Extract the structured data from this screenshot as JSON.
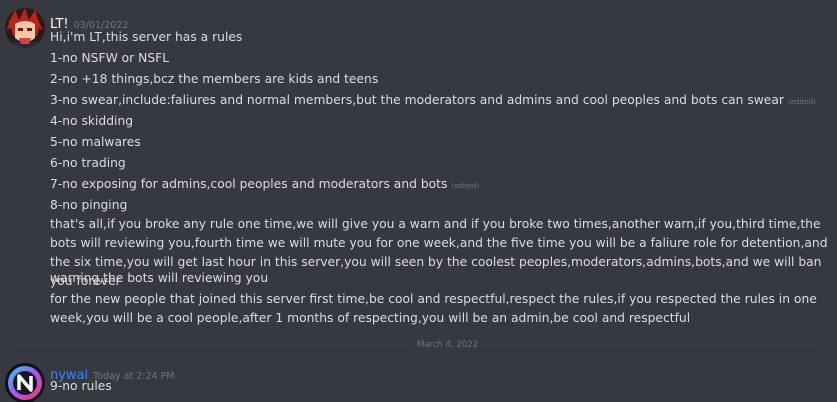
{
  "messages": [
    {
      "author": "LT!",
      "timestamp": "03/01/2022",
      "lines": [
        {
          "text": "Hi,i'm LT,this server has a rules",
          "edited": ""
        },
        {
          "text": "1-no NSFW or NSFL",
          "edited": ""
        },
        {
          "text": "2-no +18 things,bcz the members are kids and teens",
          "edited": ""
        },
        {
          "text": "3-no swear,include:faliures and normal members,but the moderators and admins and cool peoples and bots can swear",
          "edited": "(edited)"
        },
        {
          "text": "4-no skidding",
          "edited": ""
        },
        {
          "text": "5-no malwares",
          "edited": ""
        },
        {
          "text": "6-no trading",
          "edited": ""
        },
        {
          "text": "7-no exposing for admins,cool peoples and moderators and bots",
          "edited": "(edited)"
        },
        {
          "text": "8-no pinging",
          "edited": ""
        },
        {
          "text": "that's all,if you broke any rule one time,we will give you a warn and if you broke two times,another warn,if you,third time,the bots will reviewing you,fourth time we will mute you for one week,and the five time you will be a faliure role for detention,and the six time,you will get last hour in this server,you will seen by the coolest peoples,moderators,admins,bots,and we will ban you forever",
          "edited": ""
        },
        {
          "text": "warning,the bots will reviewing you",
          "edited": ""
        },
        {
          "text": "for the new people that joined this server first time,be cool and respectful,respect the rules,if you respected the rules in one week,you will be a cool people,after 1 months of respecting,you will be an admin,be cool and respectful",
          "edited": ""
        }
      ]
    },
    {
      "author": "nywal",
      "timestamp": "Today at 2:24 PM",
      "lines": [
        {
          "text": "9-no rules",
          "edited": ""
        }
      ]
    }
  ],
  "divider": {
    "label": "March 4, 2022"
  },
  "colors": {
    "background": "#36393f",
    "text": "#dcddde",
    "muted": "#72767d",
    "author_lt": "#ffffff",
    "author_nywal": "#3b82f6"
  },
  "icons": {
    "avatar_lt": "anime-character-avatar",
    "avatar_nywal": "neon-n-logo-avatar"
  }
}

Your task:
From the records given above, reproduce all text exactly and exclude each picture.

Written answer:
Extract the structured data from this screenshot as JSON.
{
  "messages": [
    {
      "author": "LT!",
      "timestamp": "03/01/2022",
      "lines": [
        {
          "text": "Hi,i'm LT,this server has a rules",
          "edited": ""
        },
        {
          "text": "1-no NSFW or NSFL",
          "edited": ""
        },
        {
          "text": "2-no +18 things,bcz the members are kids and teens",
          "edited": ""
        },
        {
          "text": "3-no swear,include:faliures and normal members,but the moderators and admins and cool peoples and bots can swear",
          "edited": "(edited)"
        },
        {
          "text": "4-no skidding",
          "edited": ""
        },
        {
          "text": "5-no malwares",
          "edited": ""
        },
        {
          "text": "6-no trading",
          "edited": ""
        },
        {
          "text": "7-no exposing for admins,cool peoples and moderators and bots",
          "edited": "(edited)"
        },
        {
          "text": "8-no pinging",
          "edited": ""
        },
        {
          "text": "that's all,if you broke any rule one time,we will give you a warn and if you broke two times,another warn,if you,third time,the bots will reviewing you,fourth time we will mute you for one week,and the five time you will be a faliure role for detention,and the six time,you will get last hour in this server,you will seen by the coolest peoples,moderators,admins,bots,and we will ban you forever",
          "edited": ""
        },
        {
          "text": "warning,the bots will reviewing you",
          "edited": ""
        },
        {
          "text": "for the new people that joined this server first time,be cool and respectful,respect the rules,if you respected the rules in one week,you will be a cool people,after 1 months of respecting,you will be an admin,be cool and respectful",
          "edited": ""
        }
      ]
    },
    {
      "author": "nywal",
      "timestamp": "Today at 2:24 PM",
      "lines": [
        {
          "text": "9-no rules",
          "edited": ""
        }
      ]
    }
  ],
  "divider": {
    "label": "March 4, 2022"
  },
  "colors": {
    "background": "#36393f",
    "text": "#dcddde",
    "muted": "#72767d",
    "author_lt": "#ffffff",
    "author_nywal": "#3b82f6"
  },
  "icons": {
    "avatar_lt": "anime-character-avatar",
    "avatar_nywal": "neon-n-logo-avatar"
  }
}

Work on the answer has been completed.